**Entries provided:**
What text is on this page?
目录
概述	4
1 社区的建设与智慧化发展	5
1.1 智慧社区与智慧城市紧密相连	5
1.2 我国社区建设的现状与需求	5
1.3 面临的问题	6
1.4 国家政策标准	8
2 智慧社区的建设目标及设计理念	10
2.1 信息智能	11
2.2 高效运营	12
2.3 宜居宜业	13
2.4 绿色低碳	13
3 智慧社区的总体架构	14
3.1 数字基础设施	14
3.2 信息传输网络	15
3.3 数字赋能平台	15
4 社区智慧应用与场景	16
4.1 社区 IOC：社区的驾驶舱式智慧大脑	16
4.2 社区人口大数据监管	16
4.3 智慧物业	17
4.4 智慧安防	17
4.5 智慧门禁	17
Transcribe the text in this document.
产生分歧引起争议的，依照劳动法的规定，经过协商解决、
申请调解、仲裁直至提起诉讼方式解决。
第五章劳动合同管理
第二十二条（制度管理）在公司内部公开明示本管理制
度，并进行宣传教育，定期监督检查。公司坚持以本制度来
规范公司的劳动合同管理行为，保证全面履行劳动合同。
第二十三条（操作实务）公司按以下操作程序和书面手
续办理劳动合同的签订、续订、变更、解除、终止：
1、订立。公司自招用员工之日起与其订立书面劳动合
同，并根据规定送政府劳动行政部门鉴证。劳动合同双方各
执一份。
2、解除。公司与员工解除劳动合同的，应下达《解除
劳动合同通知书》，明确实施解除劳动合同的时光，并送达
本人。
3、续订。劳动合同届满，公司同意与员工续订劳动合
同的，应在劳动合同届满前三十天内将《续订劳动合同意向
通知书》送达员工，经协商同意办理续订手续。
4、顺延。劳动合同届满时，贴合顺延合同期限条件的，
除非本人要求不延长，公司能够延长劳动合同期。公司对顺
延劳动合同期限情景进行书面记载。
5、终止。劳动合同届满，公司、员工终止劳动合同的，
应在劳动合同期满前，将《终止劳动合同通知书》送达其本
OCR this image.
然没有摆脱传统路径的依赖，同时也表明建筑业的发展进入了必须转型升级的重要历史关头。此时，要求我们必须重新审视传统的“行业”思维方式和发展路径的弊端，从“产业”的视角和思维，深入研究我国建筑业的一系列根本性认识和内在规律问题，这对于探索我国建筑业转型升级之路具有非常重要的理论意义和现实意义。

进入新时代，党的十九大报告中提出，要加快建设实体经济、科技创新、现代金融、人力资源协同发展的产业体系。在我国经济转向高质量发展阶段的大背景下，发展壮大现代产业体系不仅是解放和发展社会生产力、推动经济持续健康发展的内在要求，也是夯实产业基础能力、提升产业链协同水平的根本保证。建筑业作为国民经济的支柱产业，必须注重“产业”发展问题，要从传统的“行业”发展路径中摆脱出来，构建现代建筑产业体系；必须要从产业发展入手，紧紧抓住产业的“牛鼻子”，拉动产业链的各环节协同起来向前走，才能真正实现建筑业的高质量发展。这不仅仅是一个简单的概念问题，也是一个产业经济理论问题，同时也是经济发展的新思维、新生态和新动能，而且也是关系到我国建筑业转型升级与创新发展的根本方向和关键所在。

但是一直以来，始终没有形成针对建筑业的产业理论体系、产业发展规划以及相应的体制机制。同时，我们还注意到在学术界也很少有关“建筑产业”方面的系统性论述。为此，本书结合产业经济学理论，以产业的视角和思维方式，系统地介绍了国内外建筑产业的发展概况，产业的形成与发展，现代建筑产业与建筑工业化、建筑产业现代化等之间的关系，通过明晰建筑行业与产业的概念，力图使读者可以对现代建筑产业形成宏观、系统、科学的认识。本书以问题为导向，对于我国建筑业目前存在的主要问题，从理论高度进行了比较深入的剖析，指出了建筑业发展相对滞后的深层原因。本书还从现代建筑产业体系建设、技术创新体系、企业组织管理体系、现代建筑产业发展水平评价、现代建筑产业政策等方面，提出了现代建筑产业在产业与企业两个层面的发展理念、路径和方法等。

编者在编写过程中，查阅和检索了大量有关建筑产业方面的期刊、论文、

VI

**What this task involves:** Write the complete data out, exactly as above.

**Task response:**
What text is on this page?
目录
概述	4
1 社区的建设与智慧化发展	5
1.1 智慧社区与智慧城市紧密相连	5
1.2 我国社区建设的现状与需求	5
1.3 面临的问题	6
1.4 国家政策标准	8
2 智慧社区的建设目标及设计理念	10
2.1 信息智能	11
2.2 高效运营	12
2.3 宜居宜业	13
2.4 绿色低碳	13
3 智慧社区的总体架构	14
3.1 数字基础设施	14
3.2 信息传输网络	15
3.3 数字赋能平台	15
4 社区智慧应用与场景	16
4.1 社区 IOC：社区的驾驶舱式智慧大脑	16
4.2 社区人口大数据监管	16
4.3 智慧物业	17
4.4 智慧安防	17
4.5 智慧门禁	17
Transcribe the text in this document.
产生分歧引起争议的，依照劳动法的规定，经过协商解决、
申请调解、仲裁直至提起诉讼方式解决。
第五章劳动合同管理
第二十二条（制度管理）在公司内部公开明示本管理制
度，并进行宣传教育，定期监督检查。公司坚持以本制度来
规范公司的劳动合同管理行为，保证全面履行劳动合同。
第二十三条（操作实务）公司按以下操作程序和书面手
续办理劳动合同的签订、续订、变更、解除、终止：
1、订立。公司自招用员工之日起与其订立书面劳动合
同，并根据规定送政府劳动行政部门鉴证。劳动合同双方各
执一份。
2、解除。公司与员工解除劳动合同的，应下达《解除
劳动合同通知书》，明确实施解除劳动合同的时光，并送达
本人。
3、续订。劳动合同届满，公司同意与员工续订劳动合
同的，应在劳动合同届满前三十天内将《续订劳动合同意向
通知书》送达员工，经协商同意办理续订手续。
4、顺延。劳动合同届满时，贴合顺延合同期限条件的，
除非本人要求不延长，公司能够延长劳动合同期。公司对顺
延劳动合同期限情景进行书面记载。
5、终止。劳动合同届满，公司、员工终止劳动合同的，
应在劳动合同期满前，将《终止劳动合同通知书》送达其本
OCR this image.
然没有摆脱传统路径的依赖，同时也表明建筑业的发展进入了必须转型升级的重要历史关头。此时，要求我们必须重新审视传统的“行业”思维方式和发展路径的弊端，从“产业”的视角和思维，深入研究我国建筑业的一系列根本性认识和内在规律问题，这对于探索我国建筑业转型升级之路具有非常重要的理论意义和现实意义。

进入新时代，党的十九大报告中提出，要加快建设实体经济、科技创新、现代金融、人力资源协同发展的产业体系。在我国经济转向高质量发展阶段的大背景下，发展壮大现代产业体系不仅是解放和发展社会生产力、推动经济持续健康发展的内在要求，也是夯实产业基础能力、提升产业链协同水平的根本保证。建筑业作为国民经济的支柱产业，必须注重“产业”发展问题，要从传统的“行业”发展路径中摆脱出来，构建现代建筑产业体系；必须要从产业发展入手，紧紧抓住产业的“牛鼻子”，拉动产业链的各环节协同起来向前走，才能真正实现建筑业的高质量发展。这不仅仅是一个简单的概念问题，也是一个产业经济理论问题，同时也是经济发展的新思维、新生态和新动能，而且也是关系到我国建筑业转型升级与创新发展的根本方向和关键所在。

但是一直以来，始终没有形成针对建筑业的产业理论体系、产业发展规划以及相应的体制机制。同时，我们还注意到在学术界也很少有关“建筑产业”方面的系统性论述。为此，本书结合产业经济学理论，以产业的视角和思维方式，系统地介绍了国内外建筑产业的发展概况，产业的形成与发展，现代建筑产业与建筑工业化、建筑产业现代化等之间的关系，通过明晰建筑行业与产业的概念，力图使读者可以对现代建筑产业形成宏观、系统、科学的认识。本书以问题为导向，对于我国建筑业目前存在的主要问题，从理论高度进行了比较深入的剖析，指出了建筑业发展相对滞后的深层原因。本书还从现代建筑产业体系建设、技术创新体系、企业组织管理体系、现代建筑产业发展水平评价、现代建筑产业政策等方面，提出了现代建筑产业在产业与企业两个层面的发展理念、路径和方法等。

编者在编写过程中，查阅和检索了大量有关建筑产业方面的期刊、论文、

VI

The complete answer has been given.